Leave out every picture, then transcribe the rest of the listing exactly.

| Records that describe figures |
·····

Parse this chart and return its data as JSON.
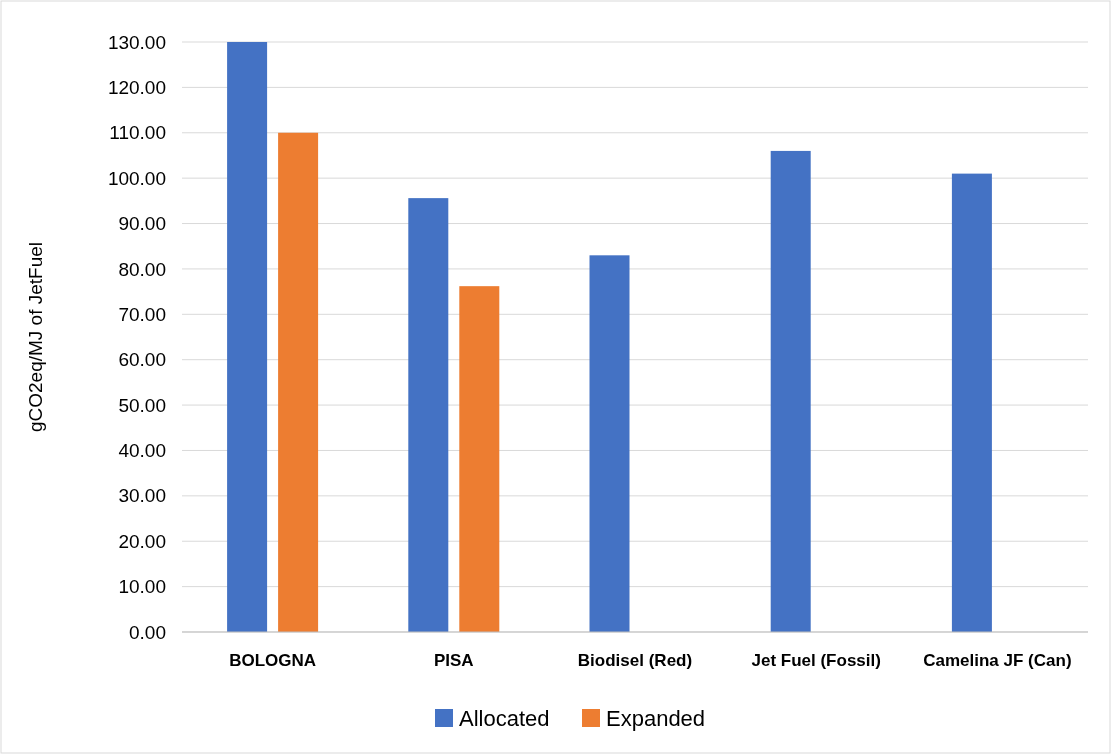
{
  "chart_data": {
    "type": "bar",
    "ylabel": "gCO2eq/MJ of JetFuel",
    "categories": [
      "BOLOGNA",
      "PISA",
      "Biodisel (Red)",
      "Jet Fuel (Fossil)",
      "Camelina JF (Can)"
    ],
    "series": [
      {
        "name": "Allocated",
        "color": "#4472c4",
        "values": [
          130,
          95.6,
          83,
          106,
          101
        ]
      },
      {
        "name": "Expanded",
        "color": "#ed7d31",
        "values": [
          110,
          76.2,
          null,
          null,
          null
        ]
      }
    ],
    "ylim": [
      0,
      130
    ],
    "yticks": [
      {
        "value": 0,
        "label": "0.00"
      },
      {
        "value": 10,
        "label": "10.00"
      },
      {
        "value": 20,
        "label": "20.00"
      },
      {
        "value": 30,
        "label": "30.00"
      },
      {
        "value": 40,
        "label": "40.00"
      },
      {
        "value": 50,
        "label": "50.00"
      },
      {
        "value": 60,
        "label": "60.00"
      },
      {
        "value": 70,
        "label": "70.00"
      },
      {
        "value": 80,
        "label": "80.00"
      },
      {
        "value": 90,
        "label": "90.00"
      },
      {
        "value": 100,
        "label": "100.00"
      },
      {
        "value": 110,
        "label": "110.00"
      },
      {
        "value": 120,
        "label": "120.00"
      },
      {
        "value": 130,
        "label": "130.00"
      }
    ],
    "grid": "y",
    "legend": "bottom"
  }
}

·····

| Solution for this task |
Parse this chart and return its data as JSON.
{
  "chart_data": {
    "type": "bar",
    "ylabel": "gCO2eq/MJ of JetFuel",
    "categories": [
      "BOLOGNA",
      "PISA",
      "Biodisel (Red)",
      "Jet Fuel (Fossil)",
      "Camelina JF (Can)"
    ],
    "series": [
      {
        "name": "Allocated",
        "color": "#4472c4",
        "values": [
          130,
          95.6,
          83,
          106,
          101
        ]
      },
      {
        "name": "Expanded",
        "color": "#ed7d31",
        "values": [
          110,
          76.2,
          null,
          null,
          null
        ]
      }
    ],
    "ylim": [
      0,
      130
    ],
    "yticks": [
      {
        "value": 0,
        "label": "0.00"
      },
      {
        "value": 10,
        "label": "10.00"
      },
      {
        "value": 20,
        "label": "20.00"
      },
      {
        "value": 30,
        "label": "30.00"
      },
      {
        "value": 40,
        "label": "40.00"
      },
      {
        "value": 50,
        "label": "50.00"
      },
      {
        "value": 60,
        "label": "60.00"
      },
      {
        "value": 70,
        "label": "70.00"
      },
      {
        "value": 80,
        "label": "80.00"
      },
      {
        "value": 90,
        "label": "90.00"
      },
      {
        "value": 100,
        "label": "100.00"
      },
      {
        "value": 110,
        "label": "110.00"
      },
      {
        "value": 120,
        "label": "120.00"
      },
      {
        "value": 130,
        "label": "130.00"
      }
    ],
    "grid": "y",
    "legend": "bottom"
  }
}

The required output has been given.